**Work required:**
Below, find each line holding "signal" and state how many there are, using the number alone.

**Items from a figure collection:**
· · · · ·
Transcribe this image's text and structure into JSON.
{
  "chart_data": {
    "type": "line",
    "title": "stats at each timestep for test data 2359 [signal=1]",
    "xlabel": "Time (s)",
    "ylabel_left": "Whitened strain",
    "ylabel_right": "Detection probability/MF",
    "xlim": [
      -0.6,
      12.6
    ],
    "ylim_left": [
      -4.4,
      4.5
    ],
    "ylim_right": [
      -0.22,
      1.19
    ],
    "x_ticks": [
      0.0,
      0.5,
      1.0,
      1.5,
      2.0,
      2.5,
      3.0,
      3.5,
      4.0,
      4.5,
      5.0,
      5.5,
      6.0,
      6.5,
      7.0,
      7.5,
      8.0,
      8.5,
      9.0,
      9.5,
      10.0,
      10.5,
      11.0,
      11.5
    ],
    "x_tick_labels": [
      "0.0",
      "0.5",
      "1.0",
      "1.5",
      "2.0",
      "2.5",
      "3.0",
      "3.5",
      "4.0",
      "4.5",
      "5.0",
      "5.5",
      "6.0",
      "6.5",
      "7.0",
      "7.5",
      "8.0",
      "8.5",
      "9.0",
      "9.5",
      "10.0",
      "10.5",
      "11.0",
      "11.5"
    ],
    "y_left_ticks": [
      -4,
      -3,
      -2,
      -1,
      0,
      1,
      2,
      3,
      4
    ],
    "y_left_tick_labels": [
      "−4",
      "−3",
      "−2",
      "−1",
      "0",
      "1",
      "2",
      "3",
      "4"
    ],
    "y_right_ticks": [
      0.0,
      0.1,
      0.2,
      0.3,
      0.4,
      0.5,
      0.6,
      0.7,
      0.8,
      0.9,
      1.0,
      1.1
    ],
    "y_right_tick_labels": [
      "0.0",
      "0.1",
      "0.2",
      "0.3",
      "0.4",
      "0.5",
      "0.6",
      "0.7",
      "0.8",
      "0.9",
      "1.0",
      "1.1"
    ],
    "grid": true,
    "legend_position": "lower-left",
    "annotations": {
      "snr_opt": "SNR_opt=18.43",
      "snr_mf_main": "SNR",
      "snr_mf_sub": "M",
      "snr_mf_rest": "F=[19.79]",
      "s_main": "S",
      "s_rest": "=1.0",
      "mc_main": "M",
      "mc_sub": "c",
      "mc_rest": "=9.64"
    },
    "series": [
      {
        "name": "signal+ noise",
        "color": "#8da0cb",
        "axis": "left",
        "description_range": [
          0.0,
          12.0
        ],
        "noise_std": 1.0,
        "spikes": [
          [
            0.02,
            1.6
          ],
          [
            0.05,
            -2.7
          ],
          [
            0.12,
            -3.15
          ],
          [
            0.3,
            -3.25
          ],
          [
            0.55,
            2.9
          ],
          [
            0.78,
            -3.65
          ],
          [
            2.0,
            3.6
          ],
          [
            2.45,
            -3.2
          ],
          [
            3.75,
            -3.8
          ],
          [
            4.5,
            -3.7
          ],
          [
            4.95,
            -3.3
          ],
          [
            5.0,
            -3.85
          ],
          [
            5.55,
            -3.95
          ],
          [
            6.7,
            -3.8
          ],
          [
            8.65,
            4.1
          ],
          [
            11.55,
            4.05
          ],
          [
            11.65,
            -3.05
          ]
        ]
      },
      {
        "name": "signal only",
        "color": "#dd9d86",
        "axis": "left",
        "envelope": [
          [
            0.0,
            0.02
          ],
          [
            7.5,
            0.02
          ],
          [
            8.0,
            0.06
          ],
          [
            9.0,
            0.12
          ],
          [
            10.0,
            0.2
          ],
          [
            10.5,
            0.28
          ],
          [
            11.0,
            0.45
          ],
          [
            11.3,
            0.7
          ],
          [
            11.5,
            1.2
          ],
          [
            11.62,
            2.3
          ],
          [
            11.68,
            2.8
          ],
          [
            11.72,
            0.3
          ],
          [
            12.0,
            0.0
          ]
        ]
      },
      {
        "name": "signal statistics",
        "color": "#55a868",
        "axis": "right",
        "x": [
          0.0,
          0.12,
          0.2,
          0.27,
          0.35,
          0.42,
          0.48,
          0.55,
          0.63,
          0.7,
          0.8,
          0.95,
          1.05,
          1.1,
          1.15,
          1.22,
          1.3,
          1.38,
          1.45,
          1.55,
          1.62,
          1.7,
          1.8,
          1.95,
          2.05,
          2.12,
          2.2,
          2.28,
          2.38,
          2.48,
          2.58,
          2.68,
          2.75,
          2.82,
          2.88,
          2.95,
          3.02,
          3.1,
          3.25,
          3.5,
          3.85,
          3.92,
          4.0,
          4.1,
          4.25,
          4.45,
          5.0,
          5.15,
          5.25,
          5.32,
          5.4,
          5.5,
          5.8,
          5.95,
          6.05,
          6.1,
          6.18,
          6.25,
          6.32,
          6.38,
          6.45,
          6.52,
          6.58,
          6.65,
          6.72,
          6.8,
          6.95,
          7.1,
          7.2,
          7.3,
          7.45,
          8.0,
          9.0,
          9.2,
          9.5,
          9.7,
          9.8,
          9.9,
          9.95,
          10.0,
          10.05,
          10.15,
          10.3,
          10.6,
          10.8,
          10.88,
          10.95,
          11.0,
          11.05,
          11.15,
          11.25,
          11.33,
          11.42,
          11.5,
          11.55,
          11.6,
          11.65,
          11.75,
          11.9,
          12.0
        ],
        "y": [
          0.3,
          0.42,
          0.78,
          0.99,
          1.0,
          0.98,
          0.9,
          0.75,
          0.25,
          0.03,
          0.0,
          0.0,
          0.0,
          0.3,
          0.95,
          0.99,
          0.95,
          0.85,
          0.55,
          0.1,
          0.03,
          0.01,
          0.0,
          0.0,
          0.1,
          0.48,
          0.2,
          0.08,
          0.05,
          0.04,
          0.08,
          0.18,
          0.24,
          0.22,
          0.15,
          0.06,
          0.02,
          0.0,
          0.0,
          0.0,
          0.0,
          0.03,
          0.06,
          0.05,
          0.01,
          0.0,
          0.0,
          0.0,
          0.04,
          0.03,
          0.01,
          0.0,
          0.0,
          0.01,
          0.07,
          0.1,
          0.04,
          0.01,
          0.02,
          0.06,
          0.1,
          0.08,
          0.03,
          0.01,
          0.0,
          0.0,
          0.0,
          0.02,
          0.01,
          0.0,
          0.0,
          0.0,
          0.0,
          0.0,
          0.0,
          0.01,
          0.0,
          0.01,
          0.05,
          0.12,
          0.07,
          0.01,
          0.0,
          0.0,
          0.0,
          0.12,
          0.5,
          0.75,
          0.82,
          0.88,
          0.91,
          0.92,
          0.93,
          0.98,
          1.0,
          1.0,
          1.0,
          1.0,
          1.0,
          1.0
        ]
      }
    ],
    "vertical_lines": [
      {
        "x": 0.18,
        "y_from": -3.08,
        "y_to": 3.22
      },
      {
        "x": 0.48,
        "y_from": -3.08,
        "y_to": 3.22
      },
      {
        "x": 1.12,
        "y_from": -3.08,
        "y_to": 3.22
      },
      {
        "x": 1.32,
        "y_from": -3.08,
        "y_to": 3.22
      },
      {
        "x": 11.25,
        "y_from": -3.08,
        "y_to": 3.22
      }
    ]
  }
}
· · · · ·
**The reply:**
4